Exercise objective →
For every line in the material, set down an identical one.

*** Block opens ***

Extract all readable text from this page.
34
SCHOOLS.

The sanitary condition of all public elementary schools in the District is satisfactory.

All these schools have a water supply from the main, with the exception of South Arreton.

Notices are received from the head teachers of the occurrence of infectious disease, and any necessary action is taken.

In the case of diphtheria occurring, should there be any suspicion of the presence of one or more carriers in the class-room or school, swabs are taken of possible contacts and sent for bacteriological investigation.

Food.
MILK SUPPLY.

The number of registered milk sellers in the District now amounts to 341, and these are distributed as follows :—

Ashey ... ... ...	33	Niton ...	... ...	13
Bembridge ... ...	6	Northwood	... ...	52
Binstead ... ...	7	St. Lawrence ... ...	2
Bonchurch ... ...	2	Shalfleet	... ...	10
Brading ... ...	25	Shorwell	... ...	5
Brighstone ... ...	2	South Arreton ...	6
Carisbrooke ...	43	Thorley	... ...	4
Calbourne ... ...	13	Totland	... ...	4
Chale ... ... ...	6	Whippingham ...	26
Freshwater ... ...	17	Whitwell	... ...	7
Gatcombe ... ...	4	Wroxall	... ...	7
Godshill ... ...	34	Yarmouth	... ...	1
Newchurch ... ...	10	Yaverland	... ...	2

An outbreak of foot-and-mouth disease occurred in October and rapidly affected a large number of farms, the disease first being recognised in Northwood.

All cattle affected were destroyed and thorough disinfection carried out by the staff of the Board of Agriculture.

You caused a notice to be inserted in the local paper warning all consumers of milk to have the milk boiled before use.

*** Block closes ***

Problem solution →
Extract all readable text from this page.
34
SCHOOLS.

The sanitary condition of all public elementary schools in the District is satisfactory.

All these schools have a water supply from the main, with the exception of South Arreton.

Notices are received from the head teachers of the occurrence of infectious disease, and any necessary action is taken.

In the case of diphtheria occurring, should there be any suspicion of the presence of one or more carriers in the class-room or school, swabs are taken of possible contacts and sent for bacteriological investigation.

Food.
MILK SUPPLY.

The number of registered milk sellers in the District now amounts to 341, and these are distributed as follows :—

Ashey ... ... ...	33	Niton ...	... ...	13
Bembridge ... ...	6	Northwood	... ...	52
Binstead ... ...	7	St. Lawrence ... ...	2
Bonchurch ... ...	2	Shalfleet	... ...	10
Brading ... ...	25	Shorwell	... ...	5
Brighstone ... ...	2	South Arreton ...	6
Carisbrooke ...	43	Thorley	... ...	4
Calbourne ... ...	13	Totland	... ...	4
Chale ... ... ...	6	Whippingham ...	26
Freshwater ... ...	17	Whitwell	... ...	7
Gatcombe ... ...	4	Wroxall	... ...	7
Godshill ... ...	34	Yarmouth	... ...	1
Newchurch ... ...	10	Yaverland	... ...	2

An outbreak of foot-and-mouth disease occurred in October and rapidly affected a large number of farms, the disease first being recognised in Northwood.

All cattle affected were destroyed and thorough disinfection carried out by the staff of the Board of Agriculture.

You caused a notice to be inserted in the local paper warning all consumers of milk to have the milk boiled before use.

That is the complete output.